The intelligent game-based autonomous defense decision-making process can be described as follows. Participants in the game space select the corresponding strategies, implement the corresponding actions, and obtain the corresponding utilities based on the information they acquire. Combined with Table 3, this intelligent game process can be expressed as follows:

U (T^{k}) = \sum_{t = t_{o}}^{T^{k}} f_{u^{k}} (S, O^{k} | S, A^{k} |_{O^{k}}^{Ω^{k}}, t)

(8)

where

U (T^{k})

represents the utility obtained by a participant after

T^{k}

rounds of the game and

f_{u^{k}} (S, O^{k} | S, A^{k} |_{O^{k}}^{Ω^{k}}, t)

represents the utility function of the k-th participant. The state space S, the information

O^{k} | S

of the participant in the game state space, the actions

A^{k} |_{O^{k}}^{Ω^{k}}

determined by the information and strategy, and the game round t jointly determine the form of the utility function. In this paper, we evaluate the utility of the blue team.

3.2. Node2vec-PPO Method

In network confrontations, characteristics such as unclear boundaries, variable rules, incomplete information, and irrational adversarial behavior exist. This requires that autonomous cyber defense agents perceive and make decisions efficiently in complex network topology environments. Therefore, it is crucial to effectively represent the key elements in the modeling process. Traditional simple encoding methods have significant limitations in high-dimensional, dynamic network environments. In large-scale networks with a large number of nodes, directly using node identifiers leads to an explosion of the feature dimension. For example, in a network containing 1000 nodes, using one-hot encoding results in an input dimension as high as 1000, but the effective information on inter-node associations is submerged in sparsity. Traditional methods fail to capture deep features of network topology, such as node importance, topological structures, and potential attack paths, making it difficult for agents to understand the attacker’s penetration logic.
════════════════════
**SET EXERCISE**
Resume the passage on game-based autonomous cyber defense, starting right after its final sentence. The listing that comes next has no connection to the passage on cyber defense decision-making.
════════════════════
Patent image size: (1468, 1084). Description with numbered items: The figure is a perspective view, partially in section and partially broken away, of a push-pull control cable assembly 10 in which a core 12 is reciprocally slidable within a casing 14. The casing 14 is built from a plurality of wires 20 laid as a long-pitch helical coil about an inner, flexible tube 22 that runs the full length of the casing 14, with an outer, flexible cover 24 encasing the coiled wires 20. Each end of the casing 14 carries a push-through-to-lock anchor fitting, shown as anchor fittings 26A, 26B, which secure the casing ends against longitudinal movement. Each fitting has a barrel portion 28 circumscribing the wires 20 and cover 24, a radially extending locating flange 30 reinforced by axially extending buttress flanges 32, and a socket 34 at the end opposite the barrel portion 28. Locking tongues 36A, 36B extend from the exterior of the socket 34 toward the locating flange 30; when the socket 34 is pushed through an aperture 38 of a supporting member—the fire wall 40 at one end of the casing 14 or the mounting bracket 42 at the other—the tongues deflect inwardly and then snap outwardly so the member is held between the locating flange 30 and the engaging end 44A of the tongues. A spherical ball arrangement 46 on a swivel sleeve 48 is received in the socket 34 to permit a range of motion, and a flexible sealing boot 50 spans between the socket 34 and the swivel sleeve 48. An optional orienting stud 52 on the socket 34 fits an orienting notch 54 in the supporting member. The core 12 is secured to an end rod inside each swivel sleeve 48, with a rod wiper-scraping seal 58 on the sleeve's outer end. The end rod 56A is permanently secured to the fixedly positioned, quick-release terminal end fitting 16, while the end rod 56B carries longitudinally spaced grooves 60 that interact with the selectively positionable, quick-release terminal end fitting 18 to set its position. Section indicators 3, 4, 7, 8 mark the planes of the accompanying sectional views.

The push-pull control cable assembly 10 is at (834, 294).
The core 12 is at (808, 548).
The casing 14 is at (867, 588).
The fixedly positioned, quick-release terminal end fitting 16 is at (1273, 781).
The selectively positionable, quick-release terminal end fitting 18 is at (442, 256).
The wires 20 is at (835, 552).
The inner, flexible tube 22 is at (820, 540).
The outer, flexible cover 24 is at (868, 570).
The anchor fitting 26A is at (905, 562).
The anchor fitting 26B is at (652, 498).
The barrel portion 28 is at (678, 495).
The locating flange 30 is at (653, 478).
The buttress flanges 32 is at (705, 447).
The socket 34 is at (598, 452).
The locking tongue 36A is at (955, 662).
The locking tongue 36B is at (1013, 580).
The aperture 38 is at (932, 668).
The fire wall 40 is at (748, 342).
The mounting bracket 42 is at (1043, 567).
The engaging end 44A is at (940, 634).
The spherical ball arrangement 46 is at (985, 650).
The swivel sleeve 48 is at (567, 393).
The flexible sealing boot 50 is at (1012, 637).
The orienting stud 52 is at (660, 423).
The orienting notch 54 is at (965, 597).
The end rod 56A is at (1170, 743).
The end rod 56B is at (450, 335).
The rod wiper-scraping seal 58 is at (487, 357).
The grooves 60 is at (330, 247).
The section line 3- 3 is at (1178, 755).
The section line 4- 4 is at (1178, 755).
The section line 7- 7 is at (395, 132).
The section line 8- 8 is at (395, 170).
════════════════════
**EXPECTED OUTPUT**
To address these critical issues, this paper introduces a Node2vec graph embedding representation combined with the Proximal Policy Optimization (PPO) reinforcement learning algorithm, providing an innovative solution. The Node2vec model maps network nodes into a low-dimensional continuous vector space, achieving an efficient representation of network topology and security attributes. Through biased random walks (combining Breadth-First Search BFS and Depth-First Search DFS), Node2vec can simultaneously capture local neighborhood information, such as the vulnerabilities of single-hop nodes, as well as global structural features like hub nodes and attack paths. For example, a database server connected to multiple critical service nodes will have its embedding vector closer to other high-value nodes in the low-dimensional space. Additionally, Node2vec compresses high-dimensional sparse node security attributes into low-dimensional dense vectors, significantly reducing the complexity of model input. It can integrate static attributes such as vulnerability information from nodes and types of operating system with dynamic attributes such as alert states. The following introduces the algorithm principle.

3.2.1. Node2vec Model in ACD

Node2vec extends the definition of neighbors based on Deepwalk’s graph definition. For each vertex u in the network topology,

N_{s} (u)

is defined as the set of neighbors of vertex u sampled by the sampling strategy S. We can regard the neighbor sampling problem of the source node as a form of local search, limiting the size of the neighbor set

N_{s} (u)

to t nodes. There are two extreme sampling strategies for generating a set of t nodes: the first is BFS, where neighbors

N_{s} (u)

are limited to the immediate neighbors of the source node u, as shown in Figure 3 with a, v, and g, where

t = 3

. The second is DFS, where neighbors

N_{s} (u)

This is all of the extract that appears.